Show, in full, each line of the data that contains "object".

• **THE RECORDS**

-- BEGIN --

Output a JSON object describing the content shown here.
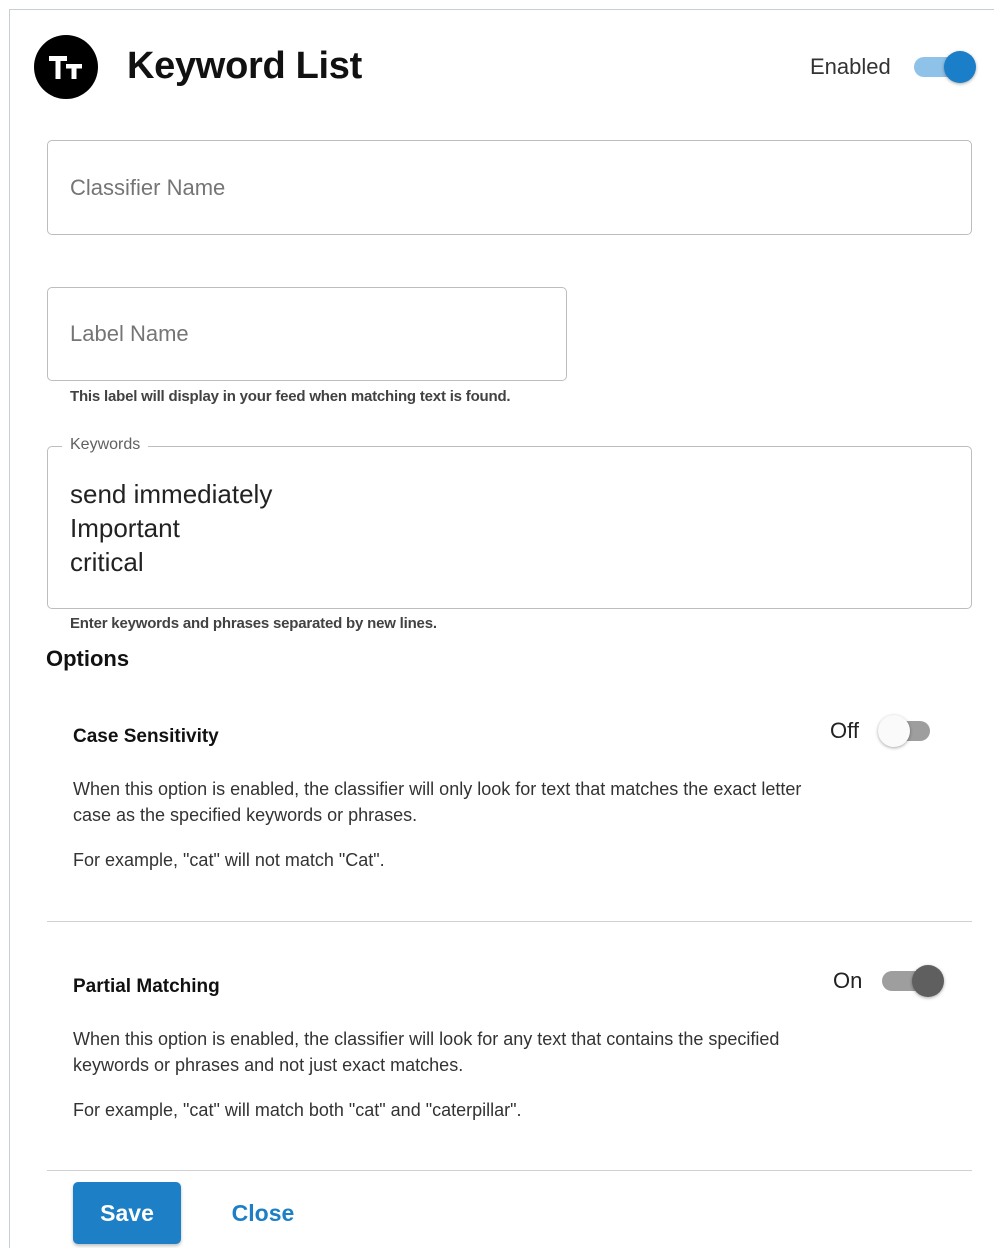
{
  "header": {
    "title": "Keyword List",
    "logo_icon": "text-size-icon",
    "enabled_label": "Enabled",
    "enabled": true
  },
  "fields": {
    "classifier_name": {
      "placeholder": "Classifier Name",
      "value": ""
    },
    "label_name": {
      "placeholder": "Label Name",
      "value": "",
      "helper": "This label will display in your feed when matching text is found."
    },
    "keywords": {
      "legend": "Keywords",
      "lines": [
        "send immediately",
        "Important",
        "critical"
      ],
      "helper": "Enter keywords and phrases separated by new lines."
    }
  },
  "options": {
    "heading": "Options",
    "case_sensitivity": {
      "title": "Case Sensitivity",
      "state_label": "Off",
      "enabled": false,
      "description": "When this option is enabled, the classifier will only look for text that matches the exact letter case as the specified keywords or phrases.",
      "example": "For example, \"cat\" will not match \"Cat\"."
    },
    "partial_matching": {
      "title": "Partial Matching",
      "state_label": "On",
      "enabled": true,
      "description": "When this option is enabled, the classifier will look for any text that contains the specified keywords or phrases and not just exact matches.",
      "example": "For example, \"cat\" will match both \"cat\" and \"caterpillar\"."
    }
  },
  "actions": {
    "save_label": "Save",
    "close_label": "Close"
  },
  "colors": {
    "accent": "#1d7fc6",
    "toggle_on_track": "#8fc2e8",
    "logo_bg": "#000000"
  }
}
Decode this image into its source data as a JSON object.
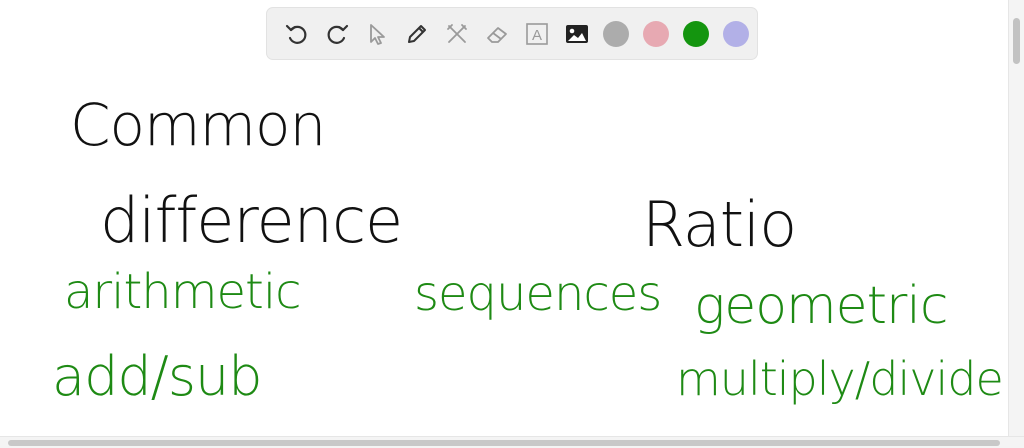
{
  "toolbar": {
    "tools": [
      {
        "icon": "undo-icon"
      },
      {
        "icon": "redo-icon"
      },
      {
        "icon": "pointer-icon"
      },
      {
        "icon": "pencil-icon"
      },
      {
        "icon": "tools-icon"
      },
      {
        "icon": "eraser-icon"
      },
      {
        "icon": "text-icon",
        "label": "A"
      },
      {
        "icon": "image-icon"
      }
    ],
    "colors": [
      "#acacac",
      "#e7a9b2",
      "#14950f",
      "#b2b0e7"
    ],
    "selected_color": "#14950f"
  },
  "board": {
    "common": "Common",
    "difference": "difference",
    "ratio": "Ratio",
    "arithmetic": "arithmetic",
    "sequences": "sequences",
    "geometric": "geometric",
    "add_sub": "add/sub",
    "multiply_divide": "multiply/divide"
  }
}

-- END --

• **RIGHT ANSWER**
Output a JSON object describing the content shown here.
Decode this image into its source data as a JSON object.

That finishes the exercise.